Give back the entire listing verbatim.
──────
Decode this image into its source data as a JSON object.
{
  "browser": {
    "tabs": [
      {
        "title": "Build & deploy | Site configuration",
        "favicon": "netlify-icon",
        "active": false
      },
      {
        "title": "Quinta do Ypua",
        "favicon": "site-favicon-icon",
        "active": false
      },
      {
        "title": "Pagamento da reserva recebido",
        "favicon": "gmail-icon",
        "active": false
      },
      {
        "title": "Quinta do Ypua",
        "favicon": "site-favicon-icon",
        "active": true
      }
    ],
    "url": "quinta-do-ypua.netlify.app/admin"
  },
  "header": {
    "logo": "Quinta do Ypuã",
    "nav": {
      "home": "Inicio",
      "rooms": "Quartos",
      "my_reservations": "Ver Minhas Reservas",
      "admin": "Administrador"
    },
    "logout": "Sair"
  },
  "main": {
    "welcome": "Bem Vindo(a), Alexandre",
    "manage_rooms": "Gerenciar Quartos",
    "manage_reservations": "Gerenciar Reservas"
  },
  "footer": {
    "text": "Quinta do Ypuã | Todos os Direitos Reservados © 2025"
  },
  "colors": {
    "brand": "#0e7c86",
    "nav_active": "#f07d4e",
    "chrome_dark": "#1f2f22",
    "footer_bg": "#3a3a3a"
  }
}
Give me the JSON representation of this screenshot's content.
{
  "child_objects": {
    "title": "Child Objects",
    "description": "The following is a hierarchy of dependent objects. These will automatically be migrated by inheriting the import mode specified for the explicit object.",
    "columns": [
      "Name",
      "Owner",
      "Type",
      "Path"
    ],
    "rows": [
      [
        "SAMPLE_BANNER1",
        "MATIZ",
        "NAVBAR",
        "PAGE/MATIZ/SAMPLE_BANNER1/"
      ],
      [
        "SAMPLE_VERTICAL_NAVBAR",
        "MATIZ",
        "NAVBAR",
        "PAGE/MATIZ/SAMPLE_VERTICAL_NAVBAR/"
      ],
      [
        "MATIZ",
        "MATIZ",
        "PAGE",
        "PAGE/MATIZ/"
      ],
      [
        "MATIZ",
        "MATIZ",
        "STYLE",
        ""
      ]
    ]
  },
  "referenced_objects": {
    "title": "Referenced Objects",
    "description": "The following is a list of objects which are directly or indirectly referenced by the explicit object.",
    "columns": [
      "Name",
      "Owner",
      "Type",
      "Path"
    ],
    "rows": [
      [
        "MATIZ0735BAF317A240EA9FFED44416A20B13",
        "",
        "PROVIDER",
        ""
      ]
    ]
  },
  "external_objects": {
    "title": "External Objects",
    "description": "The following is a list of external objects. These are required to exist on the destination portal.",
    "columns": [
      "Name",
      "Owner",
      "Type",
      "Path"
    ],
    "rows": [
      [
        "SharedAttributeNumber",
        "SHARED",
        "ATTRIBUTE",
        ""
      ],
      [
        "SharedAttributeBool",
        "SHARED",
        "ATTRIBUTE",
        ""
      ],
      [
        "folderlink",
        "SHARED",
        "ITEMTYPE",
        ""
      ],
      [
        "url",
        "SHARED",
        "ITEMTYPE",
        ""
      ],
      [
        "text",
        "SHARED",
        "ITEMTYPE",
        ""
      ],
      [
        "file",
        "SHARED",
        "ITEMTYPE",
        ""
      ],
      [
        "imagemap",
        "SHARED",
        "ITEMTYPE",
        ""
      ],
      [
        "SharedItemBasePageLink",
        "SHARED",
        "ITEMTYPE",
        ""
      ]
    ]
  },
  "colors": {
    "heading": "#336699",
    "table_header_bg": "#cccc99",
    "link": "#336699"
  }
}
──────
__The output__
Decode this image into its source data as a JSON object.
{
  "browser": {
    "tabs": [
      {
        "title": "Build & deploy | Site configuration",
        "favicon": "netlify-icon",
        "active": false
      },
      {
        "title": "Quinta do Ypua",
        "favicon": "site-favicon-icon",
        "active": false
      },
      {
        "title": "Pagamento da reserva recebido",
        "favicon": "gmail-icon",
        "active": false
      },
      {
        "title": "Quinta do Ypua",
        "favicon": "site-favicon-icon",
        "active": true
      }
    ],
    "url": "quinta-do-ypua.netlify.app/admin"
  },
  "header": {
    "logo": "Quinta do Ypuã",
    "nav": {
      "home": "Inicio",
      "rooms": "Quartos",
      "my_reservations": "Ver Minhas Reservas",
      "admin": "Administrador"
    },
    "logout": "Sair"
  },
  "main": {
    "welcome": "Bem Vindo(a), Alexandre",
    "manage_rooms": "Gerenciar Quartos",
    "manage_reservations": "Gerenciar Reservas"
  },
  "footer": {
    "text": "Quinta do Ypuã | Todos os Direitos Reservados © 2025"
  },
  "colors": {
    "brand": "#0e7c86",
    "nav_active": "#f07d4e",
    "chrome_dark": "#1f2f22",
    "footer_bg": "#3a3a3a"
  }
}
Give me the JSON representation of this screenshot's content.
{
  "child_objects": {
    "title": "Child Objects",
    "description": "The following is a hierarchy of dependent objects. These will automatically be migrated by inheriting the import mode specified for the explicit object.",
    "columns": [
      "Name",
      "Owner",
      "Type",
      "Path"
    ],
    "rows": [
      [
        "SAMPLE_BANNER1",
        "MATIZ",
        "NAVBAR",
        "PAGE/MATIZ/SAMPLE_BANNER1/"
      ],
      [
        "SAMPLE_VERTICAL_NAVBAR",
        "MATIZ",
        "NAVBAR",
        "PAGE/MATIZ/SAMPLE_VERTICAL_NAVBAR/"
      ],
      [
        "MATIZ",
        "MATIZ",
        "PAGE",
        "PAGE/MATIZ/"
      ],
      [
        "MATIZ",
        "MATIZ",
        "STYLE",
        ""
      ]
    ]
  },
  "referenced_objects": {
    "title": "Referenced Objects",
    "description": "The following is a list of objects which are directly or indirectly referenced by the explicit object.",
    "columns": [
      "Name",
      "Owner",
      "Type",
      "Path"
    ],
    "rows": [
      [
        "MATIZ0735BAF317A240EA9FFED44416A20B13",
        "",
        "PROVIDER",
        ""
      ]
    ]
  },
  "external_objects": {
    "title": "External Objects",
    "description": "The following is a list of external objects. These are required to exist on the destination portal.",
    "columns": [
      "Name",
      "Owner",
      "Type",
      "Path"
    ],
    "rows": [
      [
        "SharedAttributeNumber",
        "SHARED",
        "ATTRIBUTE",
        ""
      ],
      [
        "SharedAttributeBool",
        "SHARED",
        "ATTRIBUTE",
        ""
      ],
      [
        "folderlink",
        "SHARED",
        "ITEMTYPE",
        ""
      ],
      [
        "url",
        "SHARED",
        "ITEMTYPE",
        ""
      ],
      [
        "text",
        "SHARED",
        "ITEMTYPE",
        ""
      ],
      [
        "file",
        "SHARED",
        "ITEMTYPE",
        ""
      ],
      [
        "imagemap",
        "SHARED",
        "ITEMTYPE",
        ""
      ],
      [
        "SharedItemBasePageLink",
        "SHARED",
        "ITEMTYPE",
        ""
      ]
    ]
  },
  "colors": {
    "heading": "#336699",
    "table_header_bg": "#cccc99",
    "link": "#336699"
  }
}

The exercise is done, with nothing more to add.